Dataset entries
+++
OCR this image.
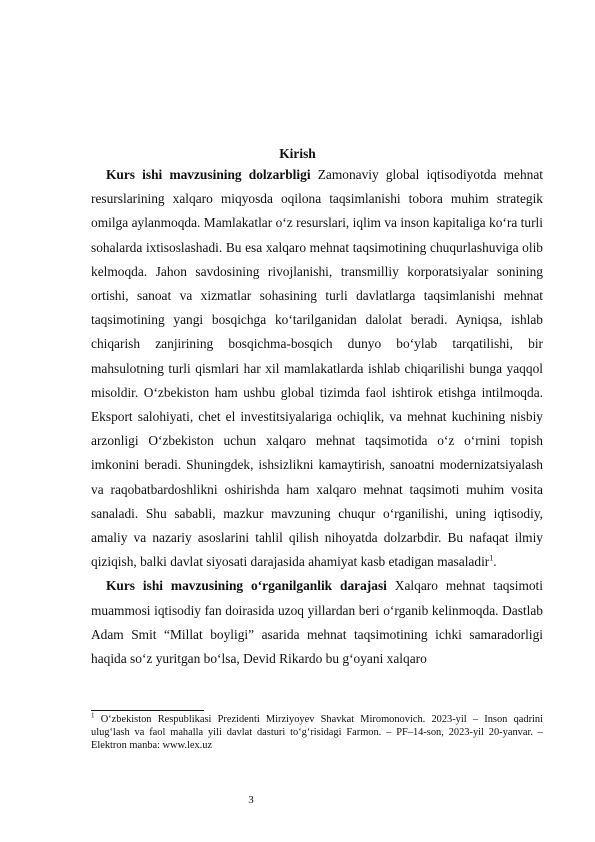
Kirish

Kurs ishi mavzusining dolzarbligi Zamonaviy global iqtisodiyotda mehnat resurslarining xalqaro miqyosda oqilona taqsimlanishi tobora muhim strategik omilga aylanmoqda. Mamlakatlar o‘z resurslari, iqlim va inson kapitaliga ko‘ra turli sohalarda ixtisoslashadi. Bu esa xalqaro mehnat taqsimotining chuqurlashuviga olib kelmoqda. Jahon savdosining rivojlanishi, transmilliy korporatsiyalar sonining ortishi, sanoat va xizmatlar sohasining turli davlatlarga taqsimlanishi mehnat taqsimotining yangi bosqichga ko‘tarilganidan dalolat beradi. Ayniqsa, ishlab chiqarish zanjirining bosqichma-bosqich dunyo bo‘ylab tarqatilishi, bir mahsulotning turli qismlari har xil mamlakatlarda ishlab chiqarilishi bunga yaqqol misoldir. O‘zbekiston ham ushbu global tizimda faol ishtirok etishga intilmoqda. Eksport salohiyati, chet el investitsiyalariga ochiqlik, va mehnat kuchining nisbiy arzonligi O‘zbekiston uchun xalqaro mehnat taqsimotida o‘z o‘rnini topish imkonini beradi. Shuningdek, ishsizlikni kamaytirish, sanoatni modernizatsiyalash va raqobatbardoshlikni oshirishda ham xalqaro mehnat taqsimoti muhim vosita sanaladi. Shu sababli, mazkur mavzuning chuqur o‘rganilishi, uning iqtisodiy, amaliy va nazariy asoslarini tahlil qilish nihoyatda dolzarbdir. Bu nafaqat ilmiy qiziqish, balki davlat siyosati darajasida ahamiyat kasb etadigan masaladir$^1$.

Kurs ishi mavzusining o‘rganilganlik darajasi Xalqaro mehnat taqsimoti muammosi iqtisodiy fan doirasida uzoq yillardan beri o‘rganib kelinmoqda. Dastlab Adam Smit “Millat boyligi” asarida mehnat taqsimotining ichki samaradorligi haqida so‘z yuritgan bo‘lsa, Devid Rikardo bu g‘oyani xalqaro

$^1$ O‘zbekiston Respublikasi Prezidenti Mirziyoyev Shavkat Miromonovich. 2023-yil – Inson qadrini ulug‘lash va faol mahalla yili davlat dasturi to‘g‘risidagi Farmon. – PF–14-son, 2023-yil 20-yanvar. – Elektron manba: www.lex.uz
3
+++
WORK TO BE COMPLETED: Write the records above out again exactly, with no pictures in your copy.

SOLUTION FOR THIS TASK:
OCR this image.
Kirish

Kurs ishi mavzusining dolzarbligi Zamonaviy global iqtisodiyotda mehnat resurslarining xalqaro miqyosda oqilona taqsimlanishi tobora muhim strategik omilga aylanmoqda. Mamlakatlar o‘z resurslari, iqlim va inson kapitaliga ko‘ra turli sohalarda ixtisoslashadi. Bu esa xalqaro mehnat taqsimotining chuqurlashuviga olib kelmoqda. Jahon savdosining rivojlanishi, transmilliy korporatsiyalar sonining ortishi, sanoat va xizmatlar sohasining turli davlatlarga taqsimlanishi mehnat taqsimotining yangi bosqichga ko‘tarilganidan dalolat beradi. Ayniqsa, ishlab chiqarish zanjirining bosqichma-bosqich dunyo bo‘ylab tarqatilishi, bir mahsulotning turli qismlari har xil mamlakatlarda ishlab chiqarilishi bunga yaqqol misoldir. O‘zbekiston ham ushbu global tizimda faol ishtirok etishga intilmoqda. Eksport salohiyati, chet el investitsiyalariga ochiqlik, va mehnat kuchining nisbiy arzonligi O‘zbekiston uchun xalqaro mehnat taqsimotida o‘z o‘rnini topish imkonini beradi. Shuningdek, ishsizlikni kamaytirish, sanoatni modernizatsiyalash va raqobatbardoshlikni oshirishda ham xalqaro mehnat taqsimoti muhim vosita sanaladi. Shu sababli, mazkur mavzuning chuqur o‘rganilishi, uning iqtisodiy, amaliy va nazariy asoslarini tahlil qilish nihoyatda dolzarbdir. Bu nafaqat ilmiy qiziqish, balki davlat siyosati darajasida ahamiyat kasb etadigan masaladir$^1$.

Kurs ishi mavzusining o‘rganilganlik darajasi Xalqaro mehnat taqsimoti muammosi iqtisodiy fan doirasida uzoq yillardan beri o‘rganib kelinmoqda. Dastlab Adam Smit “Millat boyligi” asarida mehnat taqsimotining ichki samaradorligi haqida so‘z yuritgan bo‘lsa, Devid Rikardo bu g‘oyani xalqaro

$^1$ O‘zbekiston Respublikasi Prezidenti Mirziyoyev Shavkat Miromonovich. 2023-yil – Inson qadrini ulug‘lash va faol mahalla yili davlat dasturi to‘g‘risidagi Farmon. – PF–14-son, 2023-yil 20-yanvar. – Elektron manba: www.lex.uz
3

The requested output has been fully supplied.